[Extracted data entries]
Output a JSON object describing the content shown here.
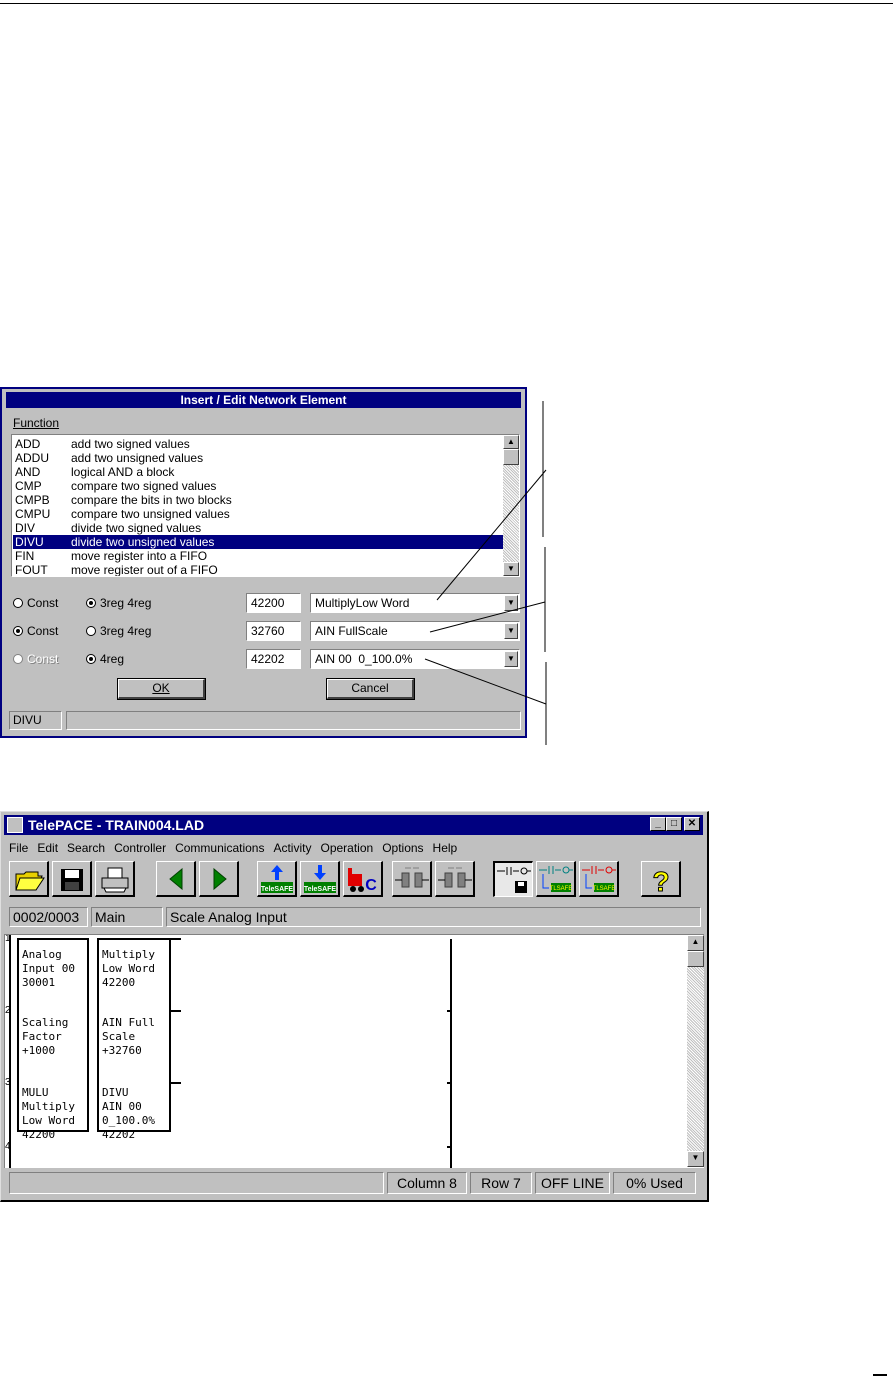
{
  "dialog": {
    "title": "Insert / Edit Network Element",
    "function_label": "Function",
    "functions": [
      {
        "code": "ADD",
        "desc": "add two signed values"
      },
      {
        "code": "ADDU",
        "desc": "add two unsigned values"
      },
      {
        "code": "AND",
        "desc": "logical AND a block"
      },
      {
        "code": "CMP",
        "desc": "compare two signed values"
      },
      {
        "code": "CMPB",
        "desc": "compare the bits in two blocks"
      },
      {
        "code": "CMPU",
        "desc": "compare two unsigned values"
      },
      {
        "code": "DIV",
        "desc": "divide two signed values"
      },
      {
        "code": "DIVU",
        "desc": "divide two unsigned values"
      },
      {
        "code": "FIN",
        "desc": "move register into a FIFO"
      },
      {
        "code": "FOUT",
        "desc": "move register out of a FIFO"
      }
    ],
    "selected_function": "DIVU",
    "operands": [
      {
        "opt1": "Const",
        "opt2": "3reg 4reg",
        "selected": "opt2",
        "address": "42200",
        "tag": "MultiplyLow Word"
      },
      {
        "opt1": "Const",
        "opt2": "3reg 4reg",
        "selected": "opt1",
        "address": "32760",
        "tag": "AIN FullScale"
      },
      {
        "opt1": "Const",
        "opt2": "4reg",
        "selected": "opt2",
        "address": "42202",
        "tag": "AIN 00  0_100.0%"
      }
    ],
    "ok_label": "OK",
    "cancel_label": "Cancel",
    "status_text": "DIVU"
  },
  "telepace": {
    "title": "TelePACE - TRAIN004.LAD",
    "menu": [
      "File",
      "Edit",
      "Search",
      "Controller",
      "Communications",
      "Activity",
      "Operation",
      "Options",
      "Help"
    ],
    "toolbar_labels": {
      "telesafe": "TeleSAFE",
      "tlsafe": "TLSAFE",
      "c": "C"
    },
    "network_position": "0002/0003",
    "program_name": "Main",
    "network_title": "Scale Analog Input",
    "row_numbers": [
      "1",
      "2",
      "3",
      "4"
    ],
    "column1_cells": [
      "Analog\nInput 00\n30001",
      "Scaling\nFactor\n+1000",
      "MULU\nMultiply\nLow Word\n42200"
    ],
    "column2_cells": [
      "Multiply\nLow Word\n42200",
      "AIN Full\nScale\n+32760",
      "DIVU\nAIN 00\n0_100.0%\n42202"
    ],
    "status": {
      "column": "Column 8",
      "row": "Row 7",
      "mode": "OFF LINE",
      "used": "0% Used"
    }
  }
}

**WORK TO COMPLETE**
Among the lines of the data, identify those with the word "code". Copy each of them.

**COMPLETE RESPONSE**
        "code": "ADD",
        "code": "ADDU",
        "code": "AND",
        "code": "CMP",
        "code": "CMPB",
        "code": "CMPU",
        "code": "DIV",
        "code": "DIVU",
        "code": "FIN",
        "code": "FOUT",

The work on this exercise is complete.